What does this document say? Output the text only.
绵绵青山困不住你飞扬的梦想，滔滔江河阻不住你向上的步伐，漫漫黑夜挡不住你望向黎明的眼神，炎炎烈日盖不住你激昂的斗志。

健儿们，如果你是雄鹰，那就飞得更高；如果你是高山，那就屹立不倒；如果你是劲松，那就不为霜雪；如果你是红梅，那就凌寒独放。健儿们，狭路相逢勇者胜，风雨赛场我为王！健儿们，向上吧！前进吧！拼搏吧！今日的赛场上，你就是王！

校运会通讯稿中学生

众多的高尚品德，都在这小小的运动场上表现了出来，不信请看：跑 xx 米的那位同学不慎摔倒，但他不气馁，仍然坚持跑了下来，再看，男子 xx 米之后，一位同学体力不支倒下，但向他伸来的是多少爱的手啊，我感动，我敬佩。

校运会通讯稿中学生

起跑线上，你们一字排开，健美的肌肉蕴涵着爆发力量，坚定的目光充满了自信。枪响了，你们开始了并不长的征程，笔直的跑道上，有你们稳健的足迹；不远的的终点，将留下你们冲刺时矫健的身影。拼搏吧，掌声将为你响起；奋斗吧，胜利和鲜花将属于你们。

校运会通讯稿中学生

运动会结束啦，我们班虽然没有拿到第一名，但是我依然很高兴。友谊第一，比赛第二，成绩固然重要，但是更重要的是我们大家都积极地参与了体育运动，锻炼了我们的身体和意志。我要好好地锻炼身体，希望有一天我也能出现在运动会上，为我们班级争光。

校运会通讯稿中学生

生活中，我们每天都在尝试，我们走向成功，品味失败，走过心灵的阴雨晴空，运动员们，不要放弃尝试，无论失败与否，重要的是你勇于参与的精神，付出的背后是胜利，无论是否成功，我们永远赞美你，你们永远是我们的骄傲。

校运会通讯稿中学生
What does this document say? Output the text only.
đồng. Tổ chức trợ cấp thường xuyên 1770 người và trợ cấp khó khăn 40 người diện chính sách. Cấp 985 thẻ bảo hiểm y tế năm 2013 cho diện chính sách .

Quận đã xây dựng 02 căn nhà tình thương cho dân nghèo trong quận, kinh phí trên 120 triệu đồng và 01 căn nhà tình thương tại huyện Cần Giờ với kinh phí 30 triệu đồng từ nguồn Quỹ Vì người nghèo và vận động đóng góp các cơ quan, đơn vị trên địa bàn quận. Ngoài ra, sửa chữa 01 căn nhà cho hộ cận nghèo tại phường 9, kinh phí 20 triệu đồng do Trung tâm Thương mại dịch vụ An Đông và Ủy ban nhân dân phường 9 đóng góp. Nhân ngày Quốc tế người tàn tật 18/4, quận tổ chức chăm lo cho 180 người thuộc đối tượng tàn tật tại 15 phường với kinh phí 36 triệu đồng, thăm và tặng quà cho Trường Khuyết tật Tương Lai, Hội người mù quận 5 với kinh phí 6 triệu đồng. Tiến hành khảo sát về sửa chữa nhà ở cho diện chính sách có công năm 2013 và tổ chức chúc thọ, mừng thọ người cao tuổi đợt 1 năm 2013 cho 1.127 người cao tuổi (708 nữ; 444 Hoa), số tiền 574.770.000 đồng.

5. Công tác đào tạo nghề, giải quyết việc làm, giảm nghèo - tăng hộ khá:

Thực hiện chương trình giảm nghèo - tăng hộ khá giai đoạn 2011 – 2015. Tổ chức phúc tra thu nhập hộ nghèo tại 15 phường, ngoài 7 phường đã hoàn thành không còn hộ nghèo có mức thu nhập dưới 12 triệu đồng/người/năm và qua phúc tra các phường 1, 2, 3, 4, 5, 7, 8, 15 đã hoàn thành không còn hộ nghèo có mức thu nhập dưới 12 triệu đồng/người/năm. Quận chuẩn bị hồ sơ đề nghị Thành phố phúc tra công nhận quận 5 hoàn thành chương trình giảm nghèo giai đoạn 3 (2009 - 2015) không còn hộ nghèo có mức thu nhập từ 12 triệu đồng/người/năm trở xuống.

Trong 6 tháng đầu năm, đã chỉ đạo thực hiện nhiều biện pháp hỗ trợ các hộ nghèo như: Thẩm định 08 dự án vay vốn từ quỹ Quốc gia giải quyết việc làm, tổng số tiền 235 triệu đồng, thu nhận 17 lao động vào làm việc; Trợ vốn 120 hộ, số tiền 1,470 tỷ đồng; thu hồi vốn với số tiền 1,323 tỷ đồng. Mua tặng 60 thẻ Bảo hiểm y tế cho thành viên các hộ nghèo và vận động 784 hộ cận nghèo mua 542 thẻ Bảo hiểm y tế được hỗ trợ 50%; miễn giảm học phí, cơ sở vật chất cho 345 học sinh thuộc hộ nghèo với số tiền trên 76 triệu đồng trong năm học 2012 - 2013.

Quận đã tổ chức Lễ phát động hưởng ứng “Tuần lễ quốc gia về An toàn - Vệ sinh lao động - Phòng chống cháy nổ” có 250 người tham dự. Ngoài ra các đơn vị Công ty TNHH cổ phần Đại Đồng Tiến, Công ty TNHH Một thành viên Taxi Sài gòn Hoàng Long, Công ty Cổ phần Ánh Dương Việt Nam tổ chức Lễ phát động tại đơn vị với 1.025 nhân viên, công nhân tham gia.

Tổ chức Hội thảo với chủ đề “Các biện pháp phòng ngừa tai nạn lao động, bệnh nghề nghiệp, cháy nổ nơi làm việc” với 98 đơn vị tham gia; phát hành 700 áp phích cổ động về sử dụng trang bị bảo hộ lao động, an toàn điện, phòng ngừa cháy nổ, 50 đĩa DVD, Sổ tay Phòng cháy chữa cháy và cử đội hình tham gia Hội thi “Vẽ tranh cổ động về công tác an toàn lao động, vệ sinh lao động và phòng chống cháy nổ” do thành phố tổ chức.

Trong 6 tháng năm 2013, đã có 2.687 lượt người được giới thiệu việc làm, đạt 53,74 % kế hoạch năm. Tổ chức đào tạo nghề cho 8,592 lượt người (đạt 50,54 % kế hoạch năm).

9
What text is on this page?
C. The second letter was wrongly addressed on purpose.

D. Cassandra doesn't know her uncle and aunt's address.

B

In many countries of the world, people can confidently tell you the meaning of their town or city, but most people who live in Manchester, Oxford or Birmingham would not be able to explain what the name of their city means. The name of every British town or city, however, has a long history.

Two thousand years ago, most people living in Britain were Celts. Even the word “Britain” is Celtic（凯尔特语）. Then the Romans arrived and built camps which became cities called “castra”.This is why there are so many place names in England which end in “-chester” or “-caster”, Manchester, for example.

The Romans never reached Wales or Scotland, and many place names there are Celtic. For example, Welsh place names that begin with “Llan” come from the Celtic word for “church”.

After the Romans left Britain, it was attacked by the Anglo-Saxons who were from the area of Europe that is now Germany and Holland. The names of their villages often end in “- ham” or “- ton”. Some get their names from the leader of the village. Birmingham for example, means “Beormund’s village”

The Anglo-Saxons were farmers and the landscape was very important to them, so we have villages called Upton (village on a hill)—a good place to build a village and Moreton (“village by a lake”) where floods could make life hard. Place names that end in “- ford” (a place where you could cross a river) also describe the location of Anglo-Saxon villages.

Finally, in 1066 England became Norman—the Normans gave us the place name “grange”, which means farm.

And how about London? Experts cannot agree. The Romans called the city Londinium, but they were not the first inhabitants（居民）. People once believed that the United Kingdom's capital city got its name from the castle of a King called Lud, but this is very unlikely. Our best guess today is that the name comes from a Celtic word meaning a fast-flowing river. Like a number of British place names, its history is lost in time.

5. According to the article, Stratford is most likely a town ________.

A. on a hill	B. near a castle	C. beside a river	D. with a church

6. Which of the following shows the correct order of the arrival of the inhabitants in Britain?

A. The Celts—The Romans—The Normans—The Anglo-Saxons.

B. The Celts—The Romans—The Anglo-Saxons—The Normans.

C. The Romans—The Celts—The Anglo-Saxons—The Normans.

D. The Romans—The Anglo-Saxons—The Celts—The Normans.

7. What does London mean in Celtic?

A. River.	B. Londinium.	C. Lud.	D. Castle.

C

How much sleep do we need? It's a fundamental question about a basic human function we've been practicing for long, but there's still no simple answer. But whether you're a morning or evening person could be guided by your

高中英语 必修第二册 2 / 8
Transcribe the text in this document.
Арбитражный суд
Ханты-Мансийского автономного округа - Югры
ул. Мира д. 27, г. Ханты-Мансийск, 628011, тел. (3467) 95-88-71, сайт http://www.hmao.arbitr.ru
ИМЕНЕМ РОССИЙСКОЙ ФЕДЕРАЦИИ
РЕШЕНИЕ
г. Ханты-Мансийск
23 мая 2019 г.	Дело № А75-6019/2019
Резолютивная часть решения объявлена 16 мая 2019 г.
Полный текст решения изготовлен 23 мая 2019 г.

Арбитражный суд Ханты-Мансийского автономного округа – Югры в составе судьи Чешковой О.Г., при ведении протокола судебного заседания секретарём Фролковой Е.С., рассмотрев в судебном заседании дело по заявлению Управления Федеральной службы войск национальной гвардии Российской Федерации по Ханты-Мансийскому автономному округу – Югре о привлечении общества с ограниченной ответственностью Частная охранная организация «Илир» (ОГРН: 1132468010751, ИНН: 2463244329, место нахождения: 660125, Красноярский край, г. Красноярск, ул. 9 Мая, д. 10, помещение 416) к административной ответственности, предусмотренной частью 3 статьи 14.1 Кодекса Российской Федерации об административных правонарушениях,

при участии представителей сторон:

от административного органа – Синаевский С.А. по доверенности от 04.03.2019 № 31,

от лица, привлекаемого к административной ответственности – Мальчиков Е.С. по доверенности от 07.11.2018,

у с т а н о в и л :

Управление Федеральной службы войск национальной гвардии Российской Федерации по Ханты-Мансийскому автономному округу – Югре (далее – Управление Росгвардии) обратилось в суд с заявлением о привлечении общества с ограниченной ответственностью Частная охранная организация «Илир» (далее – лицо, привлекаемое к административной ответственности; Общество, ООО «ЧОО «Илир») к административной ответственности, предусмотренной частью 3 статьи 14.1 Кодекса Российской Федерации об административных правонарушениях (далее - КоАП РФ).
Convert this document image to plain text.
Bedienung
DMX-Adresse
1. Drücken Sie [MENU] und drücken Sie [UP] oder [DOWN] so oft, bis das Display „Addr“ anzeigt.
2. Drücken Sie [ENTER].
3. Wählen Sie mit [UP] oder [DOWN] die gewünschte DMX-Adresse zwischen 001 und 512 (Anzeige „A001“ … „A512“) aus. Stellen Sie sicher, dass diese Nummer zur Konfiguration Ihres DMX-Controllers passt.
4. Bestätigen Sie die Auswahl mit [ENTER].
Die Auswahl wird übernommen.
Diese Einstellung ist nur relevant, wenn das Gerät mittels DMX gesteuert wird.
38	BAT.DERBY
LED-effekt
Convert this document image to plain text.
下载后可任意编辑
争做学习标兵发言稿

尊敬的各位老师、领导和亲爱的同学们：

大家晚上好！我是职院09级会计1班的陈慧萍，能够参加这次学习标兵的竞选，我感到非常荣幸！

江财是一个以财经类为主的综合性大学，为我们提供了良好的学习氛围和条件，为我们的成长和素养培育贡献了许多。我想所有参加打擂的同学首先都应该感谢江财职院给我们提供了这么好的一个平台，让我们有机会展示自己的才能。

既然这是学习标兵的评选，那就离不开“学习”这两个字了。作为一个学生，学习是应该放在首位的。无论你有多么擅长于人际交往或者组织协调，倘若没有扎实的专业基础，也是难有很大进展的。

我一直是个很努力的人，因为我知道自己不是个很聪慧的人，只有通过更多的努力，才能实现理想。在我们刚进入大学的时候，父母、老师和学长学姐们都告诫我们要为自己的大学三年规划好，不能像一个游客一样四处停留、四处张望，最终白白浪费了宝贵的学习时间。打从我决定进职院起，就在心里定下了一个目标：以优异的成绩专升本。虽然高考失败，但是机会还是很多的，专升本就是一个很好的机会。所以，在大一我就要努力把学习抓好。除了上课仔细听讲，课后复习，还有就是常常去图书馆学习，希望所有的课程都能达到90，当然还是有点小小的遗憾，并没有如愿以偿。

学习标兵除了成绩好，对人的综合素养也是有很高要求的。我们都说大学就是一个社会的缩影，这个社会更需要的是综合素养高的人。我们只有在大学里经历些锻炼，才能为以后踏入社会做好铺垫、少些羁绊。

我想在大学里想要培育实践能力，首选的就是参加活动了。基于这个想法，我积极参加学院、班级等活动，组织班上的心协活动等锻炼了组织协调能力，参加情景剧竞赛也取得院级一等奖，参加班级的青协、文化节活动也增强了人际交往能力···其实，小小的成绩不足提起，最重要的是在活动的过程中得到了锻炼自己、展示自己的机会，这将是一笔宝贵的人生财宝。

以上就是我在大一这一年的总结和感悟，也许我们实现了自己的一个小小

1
-.-.-
=== Task directions ===
Copy out each line in the preceding records that contains "church".

=== Result for this exercise ===
The Romans never reached Wales or Scotland, and many place names there are Celtic. For example, Welsh place names that begin with “Llan” come from the Celtic word for “church”.
A. on a hill	B. near a castle	C. beside a river	D. with a church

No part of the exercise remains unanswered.